▶ **Objective**: Only the number is wanted: how many lines in the data contain "intensities"?

Dataset items:

▽

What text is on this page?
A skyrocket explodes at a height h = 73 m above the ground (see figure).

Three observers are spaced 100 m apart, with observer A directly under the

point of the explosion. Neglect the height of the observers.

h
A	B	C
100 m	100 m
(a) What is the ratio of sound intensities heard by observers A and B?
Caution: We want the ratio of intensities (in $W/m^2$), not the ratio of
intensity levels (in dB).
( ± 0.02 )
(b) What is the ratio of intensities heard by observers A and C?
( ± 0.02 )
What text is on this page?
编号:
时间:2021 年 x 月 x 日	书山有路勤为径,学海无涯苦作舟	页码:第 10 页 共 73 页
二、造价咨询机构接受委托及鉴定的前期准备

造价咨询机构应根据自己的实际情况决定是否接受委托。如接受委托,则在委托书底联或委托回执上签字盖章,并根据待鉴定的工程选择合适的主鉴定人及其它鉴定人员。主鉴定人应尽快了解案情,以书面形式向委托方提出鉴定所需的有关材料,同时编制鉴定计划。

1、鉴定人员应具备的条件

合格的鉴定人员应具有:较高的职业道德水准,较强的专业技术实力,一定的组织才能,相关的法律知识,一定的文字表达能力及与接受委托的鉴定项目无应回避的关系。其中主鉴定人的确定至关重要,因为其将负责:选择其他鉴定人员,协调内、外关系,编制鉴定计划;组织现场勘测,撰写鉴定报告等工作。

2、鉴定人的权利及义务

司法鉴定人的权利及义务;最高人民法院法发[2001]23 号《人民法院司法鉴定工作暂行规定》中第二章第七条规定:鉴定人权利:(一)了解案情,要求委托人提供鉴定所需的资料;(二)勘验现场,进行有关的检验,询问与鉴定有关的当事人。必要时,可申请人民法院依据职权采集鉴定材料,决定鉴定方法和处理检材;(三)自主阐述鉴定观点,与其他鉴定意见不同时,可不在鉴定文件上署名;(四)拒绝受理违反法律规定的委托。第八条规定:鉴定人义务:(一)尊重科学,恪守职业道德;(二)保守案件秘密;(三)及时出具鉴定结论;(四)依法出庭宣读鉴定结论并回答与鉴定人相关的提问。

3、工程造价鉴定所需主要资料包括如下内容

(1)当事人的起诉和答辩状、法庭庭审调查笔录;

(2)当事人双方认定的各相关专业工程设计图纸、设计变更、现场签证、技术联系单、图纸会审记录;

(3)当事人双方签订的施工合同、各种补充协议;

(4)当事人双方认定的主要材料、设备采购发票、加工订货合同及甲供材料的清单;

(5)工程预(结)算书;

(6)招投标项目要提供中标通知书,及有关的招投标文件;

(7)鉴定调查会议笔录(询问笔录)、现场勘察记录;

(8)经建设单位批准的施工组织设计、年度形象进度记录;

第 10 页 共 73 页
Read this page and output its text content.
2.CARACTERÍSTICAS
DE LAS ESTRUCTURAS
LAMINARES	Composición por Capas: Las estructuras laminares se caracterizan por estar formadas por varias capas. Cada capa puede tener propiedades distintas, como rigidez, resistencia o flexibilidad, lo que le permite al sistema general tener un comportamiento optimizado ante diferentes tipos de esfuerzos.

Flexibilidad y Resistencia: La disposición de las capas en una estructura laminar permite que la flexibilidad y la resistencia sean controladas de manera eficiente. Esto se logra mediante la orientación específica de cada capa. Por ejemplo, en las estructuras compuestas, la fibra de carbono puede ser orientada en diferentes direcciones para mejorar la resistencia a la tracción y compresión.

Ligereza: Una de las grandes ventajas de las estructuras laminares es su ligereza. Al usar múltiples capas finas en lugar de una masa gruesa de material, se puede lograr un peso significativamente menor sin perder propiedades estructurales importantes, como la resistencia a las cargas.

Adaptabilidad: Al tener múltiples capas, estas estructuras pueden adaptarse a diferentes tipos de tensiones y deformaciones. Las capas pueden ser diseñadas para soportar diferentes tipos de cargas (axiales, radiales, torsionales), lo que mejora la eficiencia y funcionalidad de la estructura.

△

▶ **Task result**: 3